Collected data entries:
----
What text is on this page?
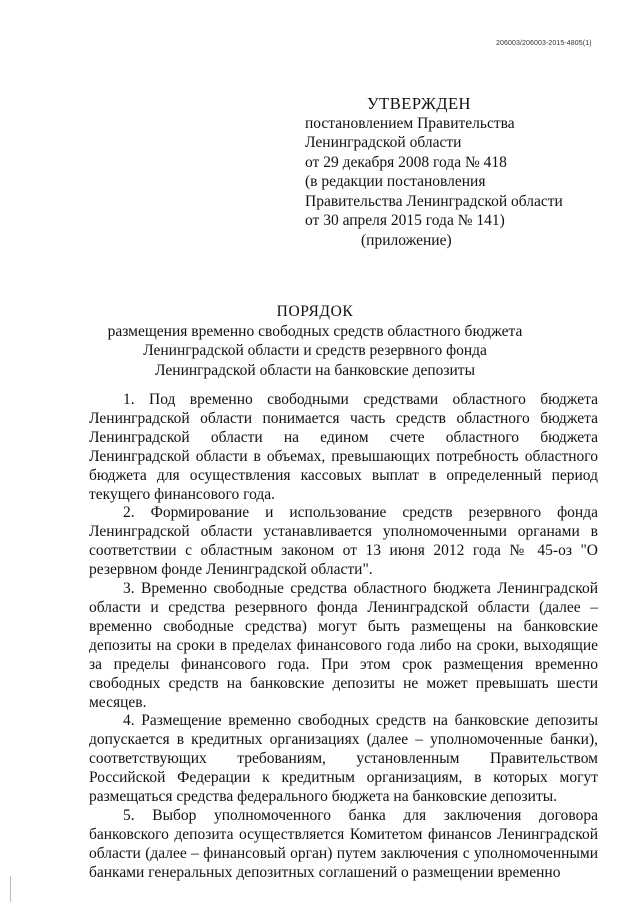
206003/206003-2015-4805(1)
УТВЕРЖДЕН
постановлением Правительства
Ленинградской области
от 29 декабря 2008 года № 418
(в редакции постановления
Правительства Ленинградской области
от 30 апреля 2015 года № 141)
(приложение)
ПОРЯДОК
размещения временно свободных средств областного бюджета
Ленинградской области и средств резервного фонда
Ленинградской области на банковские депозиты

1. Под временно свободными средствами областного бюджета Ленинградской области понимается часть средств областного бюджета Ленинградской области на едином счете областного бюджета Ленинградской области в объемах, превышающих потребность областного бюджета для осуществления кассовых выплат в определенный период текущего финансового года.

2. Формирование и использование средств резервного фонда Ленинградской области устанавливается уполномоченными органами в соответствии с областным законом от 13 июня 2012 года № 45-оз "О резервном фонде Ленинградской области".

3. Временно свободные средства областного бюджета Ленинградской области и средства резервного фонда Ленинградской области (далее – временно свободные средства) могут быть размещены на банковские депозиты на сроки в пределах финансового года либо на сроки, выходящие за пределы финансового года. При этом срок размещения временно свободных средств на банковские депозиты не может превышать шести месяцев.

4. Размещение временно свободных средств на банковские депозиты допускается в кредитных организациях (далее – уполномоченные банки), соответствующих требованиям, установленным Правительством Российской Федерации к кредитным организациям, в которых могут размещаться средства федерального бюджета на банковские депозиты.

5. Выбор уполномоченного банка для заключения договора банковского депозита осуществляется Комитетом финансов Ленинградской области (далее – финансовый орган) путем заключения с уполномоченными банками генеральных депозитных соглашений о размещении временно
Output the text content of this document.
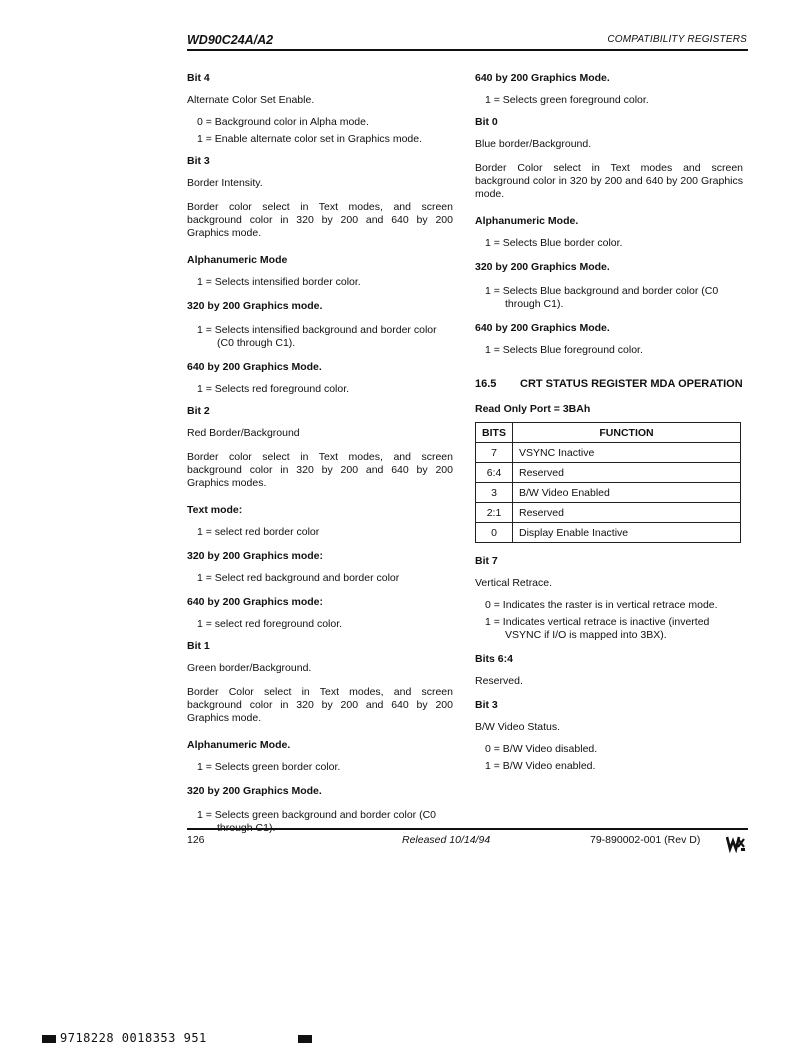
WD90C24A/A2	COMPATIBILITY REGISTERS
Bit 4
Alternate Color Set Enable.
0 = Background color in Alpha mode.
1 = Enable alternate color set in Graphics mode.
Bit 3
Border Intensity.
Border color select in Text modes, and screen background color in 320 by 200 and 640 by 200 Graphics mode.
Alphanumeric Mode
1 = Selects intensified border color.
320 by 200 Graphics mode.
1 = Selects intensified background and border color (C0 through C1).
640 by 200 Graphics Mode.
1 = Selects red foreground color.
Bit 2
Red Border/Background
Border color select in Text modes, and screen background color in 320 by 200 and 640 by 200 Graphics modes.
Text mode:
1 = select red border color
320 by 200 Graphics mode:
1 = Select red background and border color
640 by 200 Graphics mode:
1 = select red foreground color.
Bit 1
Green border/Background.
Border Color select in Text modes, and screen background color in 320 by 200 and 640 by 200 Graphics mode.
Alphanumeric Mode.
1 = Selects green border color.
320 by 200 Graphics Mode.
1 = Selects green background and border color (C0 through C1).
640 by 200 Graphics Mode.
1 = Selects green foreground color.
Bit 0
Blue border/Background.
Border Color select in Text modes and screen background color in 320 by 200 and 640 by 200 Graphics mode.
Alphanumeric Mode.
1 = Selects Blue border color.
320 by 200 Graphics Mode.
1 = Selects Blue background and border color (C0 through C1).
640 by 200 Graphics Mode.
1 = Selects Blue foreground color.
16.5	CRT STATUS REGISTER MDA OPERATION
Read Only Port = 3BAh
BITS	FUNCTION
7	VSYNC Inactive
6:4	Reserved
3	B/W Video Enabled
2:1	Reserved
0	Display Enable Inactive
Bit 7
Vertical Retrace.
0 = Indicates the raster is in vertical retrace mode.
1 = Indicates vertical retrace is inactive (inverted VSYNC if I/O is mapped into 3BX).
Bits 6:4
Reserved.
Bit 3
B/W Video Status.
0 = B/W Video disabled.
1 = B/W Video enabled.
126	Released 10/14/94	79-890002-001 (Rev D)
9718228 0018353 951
----
_GIVEN TASK_: Work out how many lines in the records above hold the string "foreground", then give only that count.

_WRITTEN RESPONSE_: 4